**Your instructions:**
Filter the records below for the word "Activity". Copy each line that holds it.

**Records provided:**
◆ ◆ ◆ ◆ ◆

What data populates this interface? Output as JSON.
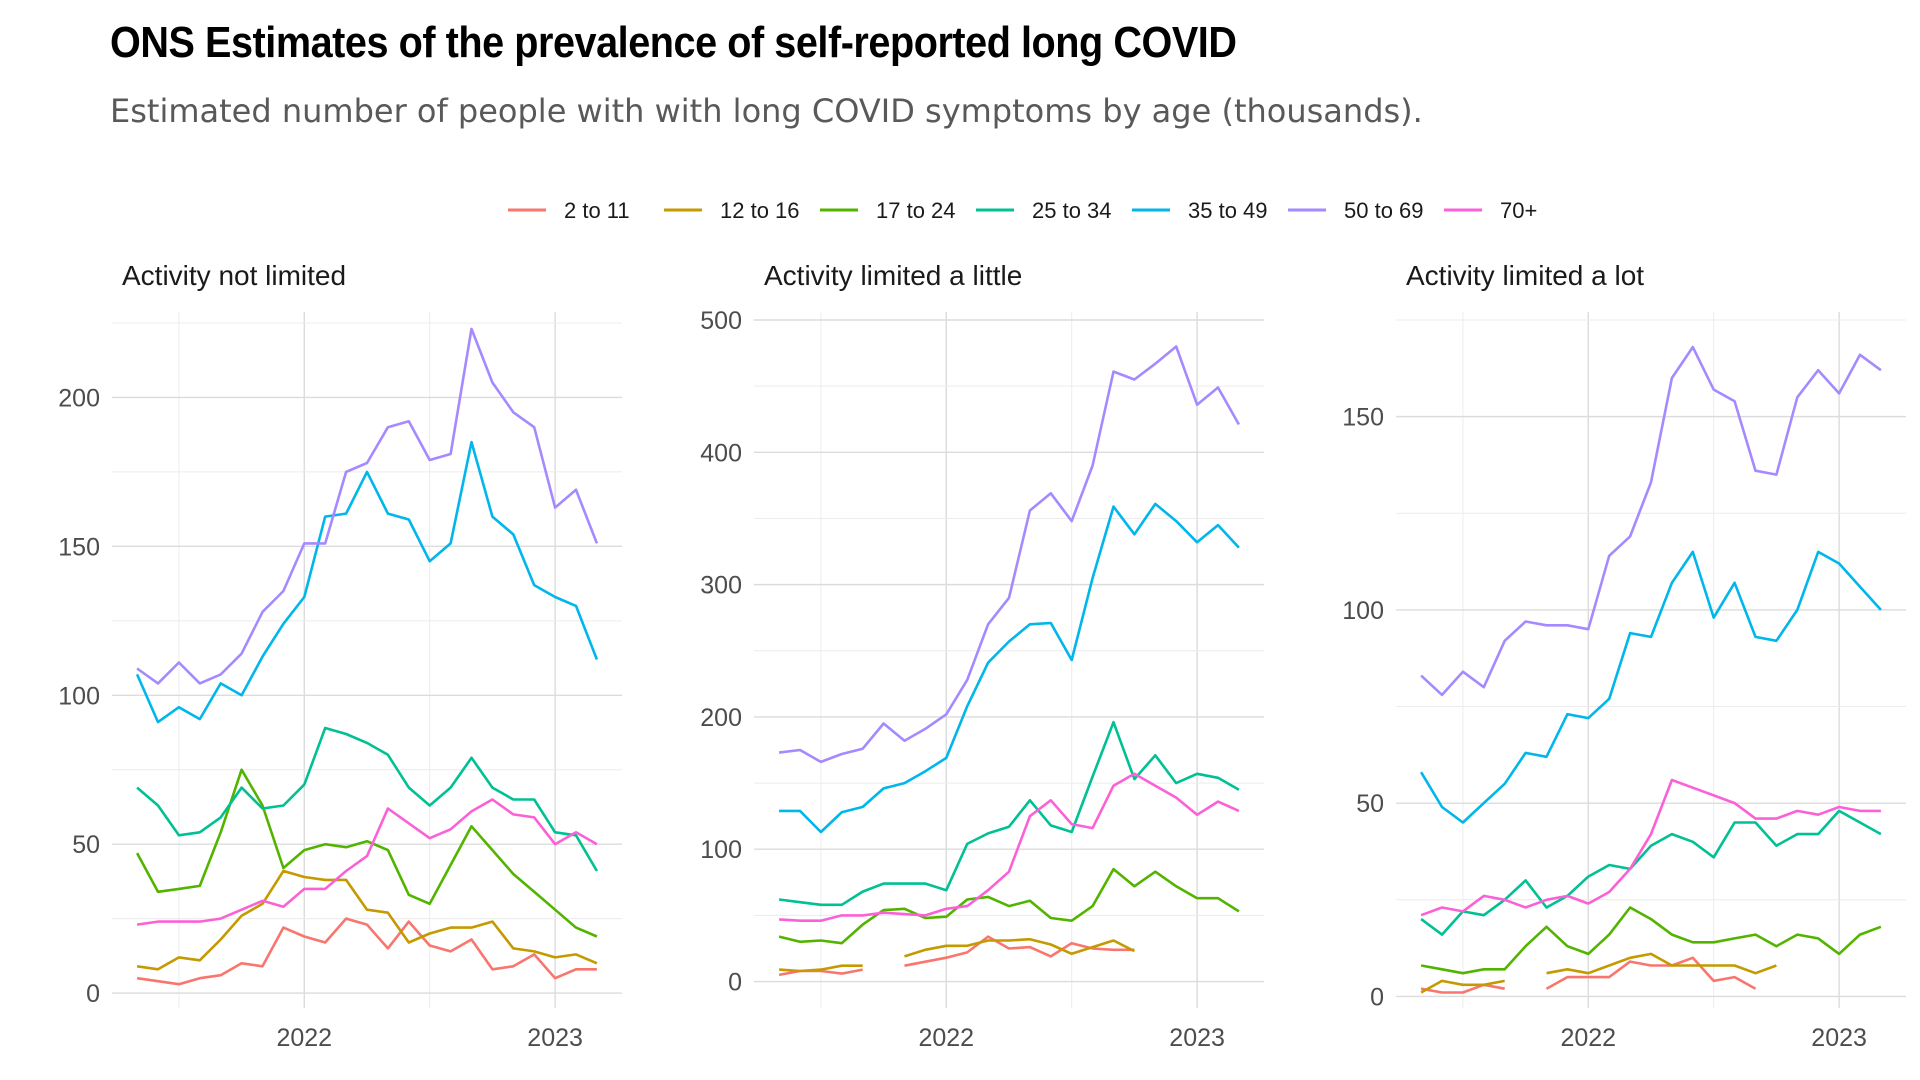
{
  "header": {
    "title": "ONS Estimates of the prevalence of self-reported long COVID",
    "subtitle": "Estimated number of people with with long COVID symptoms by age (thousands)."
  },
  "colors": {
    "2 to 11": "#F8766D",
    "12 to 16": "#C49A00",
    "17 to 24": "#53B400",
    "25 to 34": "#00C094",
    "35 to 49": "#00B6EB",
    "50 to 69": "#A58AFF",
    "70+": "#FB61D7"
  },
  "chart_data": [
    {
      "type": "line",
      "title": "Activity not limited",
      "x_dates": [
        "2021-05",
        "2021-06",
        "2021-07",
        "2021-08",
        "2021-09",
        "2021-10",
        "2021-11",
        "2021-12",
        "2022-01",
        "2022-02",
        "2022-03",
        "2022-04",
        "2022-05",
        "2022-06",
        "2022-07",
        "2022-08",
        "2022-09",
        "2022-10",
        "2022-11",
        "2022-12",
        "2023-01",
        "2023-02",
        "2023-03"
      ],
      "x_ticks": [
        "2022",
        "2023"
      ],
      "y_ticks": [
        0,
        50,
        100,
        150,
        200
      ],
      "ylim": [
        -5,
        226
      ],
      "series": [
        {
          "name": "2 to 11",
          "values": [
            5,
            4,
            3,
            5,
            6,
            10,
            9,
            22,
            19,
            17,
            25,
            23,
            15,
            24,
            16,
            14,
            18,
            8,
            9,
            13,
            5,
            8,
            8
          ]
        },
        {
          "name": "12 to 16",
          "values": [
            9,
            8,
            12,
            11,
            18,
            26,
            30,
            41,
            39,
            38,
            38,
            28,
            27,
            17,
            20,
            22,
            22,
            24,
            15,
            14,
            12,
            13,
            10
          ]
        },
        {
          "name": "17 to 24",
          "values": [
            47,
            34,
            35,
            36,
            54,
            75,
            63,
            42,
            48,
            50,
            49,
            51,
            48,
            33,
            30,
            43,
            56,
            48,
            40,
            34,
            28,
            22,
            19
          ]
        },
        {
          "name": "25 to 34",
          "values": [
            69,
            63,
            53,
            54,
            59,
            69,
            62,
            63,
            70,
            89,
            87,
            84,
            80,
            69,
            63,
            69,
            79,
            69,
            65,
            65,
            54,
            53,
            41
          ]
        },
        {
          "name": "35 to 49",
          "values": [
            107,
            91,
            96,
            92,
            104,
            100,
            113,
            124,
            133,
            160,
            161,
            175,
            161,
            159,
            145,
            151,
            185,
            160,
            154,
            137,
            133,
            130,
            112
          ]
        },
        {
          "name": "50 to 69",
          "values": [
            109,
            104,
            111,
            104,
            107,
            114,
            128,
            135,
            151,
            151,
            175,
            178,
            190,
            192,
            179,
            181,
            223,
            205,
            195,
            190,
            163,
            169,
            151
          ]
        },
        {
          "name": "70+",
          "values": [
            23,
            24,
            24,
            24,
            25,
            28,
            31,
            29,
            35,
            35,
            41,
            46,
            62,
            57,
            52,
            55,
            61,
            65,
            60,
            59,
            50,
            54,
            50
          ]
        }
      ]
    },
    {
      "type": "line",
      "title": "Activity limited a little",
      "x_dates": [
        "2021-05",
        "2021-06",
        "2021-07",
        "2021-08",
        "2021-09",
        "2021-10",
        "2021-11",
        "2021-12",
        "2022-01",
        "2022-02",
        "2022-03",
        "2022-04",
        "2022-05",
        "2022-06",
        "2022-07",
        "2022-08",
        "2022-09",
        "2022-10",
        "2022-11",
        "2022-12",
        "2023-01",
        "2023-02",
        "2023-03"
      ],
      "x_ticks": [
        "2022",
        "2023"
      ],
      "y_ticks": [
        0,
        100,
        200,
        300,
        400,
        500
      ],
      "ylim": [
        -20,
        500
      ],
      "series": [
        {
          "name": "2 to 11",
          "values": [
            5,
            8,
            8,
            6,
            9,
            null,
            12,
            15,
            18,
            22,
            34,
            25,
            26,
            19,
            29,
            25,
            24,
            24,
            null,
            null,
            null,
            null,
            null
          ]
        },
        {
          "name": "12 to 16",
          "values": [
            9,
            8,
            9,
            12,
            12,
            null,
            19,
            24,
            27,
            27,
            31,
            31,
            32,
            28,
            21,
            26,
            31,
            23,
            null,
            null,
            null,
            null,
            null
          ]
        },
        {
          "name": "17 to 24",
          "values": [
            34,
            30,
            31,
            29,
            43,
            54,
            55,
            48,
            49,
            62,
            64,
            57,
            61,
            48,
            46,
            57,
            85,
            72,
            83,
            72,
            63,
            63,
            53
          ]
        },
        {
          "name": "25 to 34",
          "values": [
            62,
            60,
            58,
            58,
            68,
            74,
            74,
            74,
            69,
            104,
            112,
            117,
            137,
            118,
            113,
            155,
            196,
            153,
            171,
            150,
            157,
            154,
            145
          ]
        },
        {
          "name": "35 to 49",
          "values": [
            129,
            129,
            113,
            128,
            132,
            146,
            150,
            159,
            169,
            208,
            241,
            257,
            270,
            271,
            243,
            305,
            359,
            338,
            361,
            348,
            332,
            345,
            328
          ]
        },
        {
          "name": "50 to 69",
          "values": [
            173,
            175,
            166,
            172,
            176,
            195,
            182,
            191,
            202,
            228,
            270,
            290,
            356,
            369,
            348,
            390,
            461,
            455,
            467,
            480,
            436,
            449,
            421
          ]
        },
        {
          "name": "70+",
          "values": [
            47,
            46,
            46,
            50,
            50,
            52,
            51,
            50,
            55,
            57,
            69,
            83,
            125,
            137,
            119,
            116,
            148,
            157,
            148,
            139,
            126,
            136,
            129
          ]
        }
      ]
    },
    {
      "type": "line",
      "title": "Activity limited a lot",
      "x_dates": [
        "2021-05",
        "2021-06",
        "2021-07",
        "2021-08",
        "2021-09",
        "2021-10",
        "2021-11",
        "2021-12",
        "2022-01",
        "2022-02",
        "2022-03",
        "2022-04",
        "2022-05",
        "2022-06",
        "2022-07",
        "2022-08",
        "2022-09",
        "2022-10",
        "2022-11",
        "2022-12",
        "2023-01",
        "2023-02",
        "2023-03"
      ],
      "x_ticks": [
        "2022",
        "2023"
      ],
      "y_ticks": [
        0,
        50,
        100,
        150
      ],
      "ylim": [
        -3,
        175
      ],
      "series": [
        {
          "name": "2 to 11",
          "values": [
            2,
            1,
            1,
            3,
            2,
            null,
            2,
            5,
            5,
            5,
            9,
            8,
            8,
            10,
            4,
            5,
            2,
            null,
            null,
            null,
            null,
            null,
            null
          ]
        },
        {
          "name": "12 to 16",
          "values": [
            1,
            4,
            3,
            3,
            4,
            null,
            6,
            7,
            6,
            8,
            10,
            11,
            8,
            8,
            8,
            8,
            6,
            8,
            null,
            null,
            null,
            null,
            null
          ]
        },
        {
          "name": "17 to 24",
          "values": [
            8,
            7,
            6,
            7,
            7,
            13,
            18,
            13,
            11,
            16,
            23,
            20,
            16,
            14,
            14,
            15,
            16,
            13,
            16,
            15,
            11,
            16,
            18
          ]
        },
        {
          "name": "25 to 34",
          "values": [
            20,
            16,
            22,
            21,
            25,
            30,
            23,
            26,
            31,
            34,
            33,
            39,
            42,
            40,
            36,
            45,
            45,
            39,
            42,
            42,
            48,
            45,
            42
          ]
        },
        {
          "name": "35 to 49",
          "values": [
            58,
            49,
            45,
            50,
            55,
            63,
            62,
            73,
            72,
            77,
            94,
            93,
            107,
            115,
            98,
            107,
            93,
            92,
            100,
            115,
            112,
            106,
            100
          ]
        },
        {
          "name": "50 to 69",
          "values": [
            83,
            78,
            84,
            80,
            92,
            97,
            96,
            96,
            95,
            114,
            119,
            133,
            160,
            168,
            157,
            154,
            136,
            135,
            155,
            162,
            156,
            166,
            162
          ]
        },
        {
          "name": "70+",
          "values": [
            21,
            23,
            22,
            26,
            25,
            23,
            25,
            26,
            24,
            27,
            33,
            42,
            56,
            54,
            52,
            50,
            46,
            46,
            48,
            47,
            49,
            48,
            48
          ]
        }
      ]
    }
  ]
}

◆ ◆ ◆ ◆ ◆

**Solution:**
      "title": "Activity not limited",
      "title": "Activity limited a little",
      "title": "Activity limited a lot",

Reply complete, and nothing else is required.